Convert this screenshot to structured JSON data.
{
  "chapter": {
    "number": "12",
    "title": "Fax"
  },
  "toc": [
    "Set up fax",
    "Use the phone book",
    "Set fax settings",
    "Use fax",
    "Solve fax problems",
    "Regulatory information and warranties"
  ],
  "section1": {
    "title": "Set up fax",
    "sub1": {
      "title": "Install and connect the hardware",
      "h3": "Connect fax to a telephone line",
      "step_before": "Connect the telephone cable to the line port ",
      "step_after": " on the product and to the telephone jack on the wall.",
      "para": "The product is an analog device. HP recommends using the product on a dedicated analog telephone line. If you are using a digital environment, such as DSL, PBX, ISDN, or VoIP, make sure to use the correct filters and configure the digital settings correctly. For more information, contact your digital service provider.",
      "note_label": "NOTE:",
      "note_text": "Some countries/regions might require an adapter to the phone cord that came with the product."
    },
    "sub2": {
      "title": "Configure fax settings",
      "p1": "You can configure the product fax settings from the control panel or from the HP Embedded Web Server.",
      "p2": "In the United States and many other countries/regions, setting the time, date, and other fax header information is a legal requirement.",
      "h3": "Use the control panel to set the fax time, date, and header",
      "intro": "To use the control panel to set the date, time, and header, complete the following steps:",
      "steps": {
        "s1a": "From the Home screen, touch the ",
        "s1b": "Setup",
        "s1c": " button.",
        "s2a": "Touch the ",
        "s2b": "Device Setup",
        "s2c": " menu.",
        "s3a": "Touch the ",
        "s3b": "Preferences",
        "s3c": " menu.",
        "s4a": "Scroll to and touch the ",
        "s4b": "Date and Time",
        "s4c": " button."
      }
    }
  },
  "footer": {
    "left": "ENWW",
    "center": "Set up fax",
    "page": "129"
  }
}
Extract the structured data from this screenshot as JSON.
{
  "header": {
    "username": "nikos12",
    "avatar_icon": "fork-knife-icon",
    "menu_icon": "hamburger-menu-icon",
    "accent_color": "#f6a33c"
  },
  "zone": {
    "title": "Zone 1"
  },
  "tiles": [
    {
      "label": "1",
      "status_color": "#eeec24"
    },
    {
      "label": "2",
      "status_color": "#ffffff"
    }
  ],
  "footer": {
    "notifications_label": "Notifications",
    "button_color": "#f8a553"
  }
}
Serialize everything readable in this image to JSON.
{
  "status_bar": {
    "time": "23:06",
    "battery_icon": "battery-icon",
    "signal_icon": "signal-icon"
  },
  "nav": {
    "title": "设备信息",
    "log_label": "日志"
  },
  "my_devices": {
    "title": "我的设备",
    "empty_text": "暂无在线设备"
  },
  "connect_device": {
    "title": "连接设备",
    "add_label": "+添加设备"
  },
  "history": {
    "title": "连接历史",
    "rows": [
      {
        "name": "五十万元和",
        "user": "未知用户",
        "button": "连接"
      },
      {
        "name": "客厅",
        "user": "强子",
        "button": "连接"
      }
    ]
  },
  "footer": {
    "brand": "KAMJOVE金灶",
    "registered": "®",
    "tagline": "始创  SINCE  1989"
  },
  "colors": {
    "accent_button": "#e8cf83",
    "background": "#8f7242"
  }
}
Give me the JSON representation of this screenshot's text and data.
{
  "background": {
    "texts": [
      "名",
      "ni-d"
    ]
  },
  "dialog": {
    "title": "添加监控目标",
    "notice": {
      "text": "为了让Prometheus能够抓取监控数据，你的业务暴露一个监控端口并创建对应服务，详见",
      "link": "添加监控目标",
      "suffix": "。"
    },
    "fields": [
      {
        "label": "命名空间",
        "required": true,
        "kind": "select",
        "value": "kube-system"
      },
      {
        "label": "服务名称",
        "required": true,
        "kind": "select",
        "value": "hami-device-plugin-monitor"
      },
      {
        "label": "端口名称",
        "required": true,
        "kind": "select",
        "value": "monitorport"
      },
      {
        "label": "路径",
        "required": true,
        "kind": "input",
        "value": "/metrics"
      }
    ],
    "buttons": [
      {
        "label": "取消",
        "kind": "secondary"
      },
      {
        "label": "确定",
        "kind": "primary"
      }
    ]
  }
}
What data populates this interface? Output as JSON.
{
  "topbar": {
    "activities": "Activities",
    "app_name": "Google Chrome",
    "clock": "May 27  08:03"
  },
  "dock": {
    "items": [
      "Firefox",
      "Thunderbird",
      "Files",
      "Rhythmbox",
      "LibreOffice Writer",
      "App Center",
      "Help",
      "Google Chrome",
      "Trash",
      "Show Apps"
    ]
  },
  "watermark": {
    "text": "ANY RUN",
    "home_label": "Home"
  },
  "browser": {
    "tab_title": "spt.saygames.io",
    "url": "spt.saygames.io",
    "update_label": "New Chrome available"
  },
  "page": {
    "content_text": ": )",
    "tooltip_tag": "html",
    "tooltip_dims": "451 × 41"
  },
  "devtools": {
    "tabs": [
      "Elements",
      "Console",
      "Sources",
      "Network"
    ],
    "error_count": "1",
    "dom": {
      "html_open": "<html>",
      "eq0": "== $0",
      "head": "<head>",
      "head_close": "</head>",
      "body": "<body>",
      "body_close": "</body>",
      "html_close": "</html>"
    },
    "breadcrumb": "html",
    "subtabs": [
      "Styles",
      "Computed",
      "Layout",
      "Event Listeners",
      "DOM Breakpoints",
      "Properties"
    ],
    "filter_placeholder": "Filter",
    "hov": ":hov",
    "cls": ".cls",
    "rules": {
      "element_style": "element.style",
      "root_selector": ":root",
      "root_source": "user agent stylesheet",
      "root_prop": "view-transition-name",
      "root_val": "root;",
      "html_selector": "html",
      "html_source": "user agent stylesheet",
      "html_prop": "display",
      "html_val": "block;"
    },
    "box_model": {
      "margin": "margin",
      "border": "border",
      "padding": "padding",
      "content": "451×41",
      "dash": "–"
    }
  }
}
+++++
TASK TO COMPLETE => List the lines that contain the word "screenshot".

ANSWER TO THIS EXERCISE =>
Convert this screenshot to structured JSON data.
Extract the structured data from this screenshot as JSON.
Give me the JSON representation of this screenshot's text and data.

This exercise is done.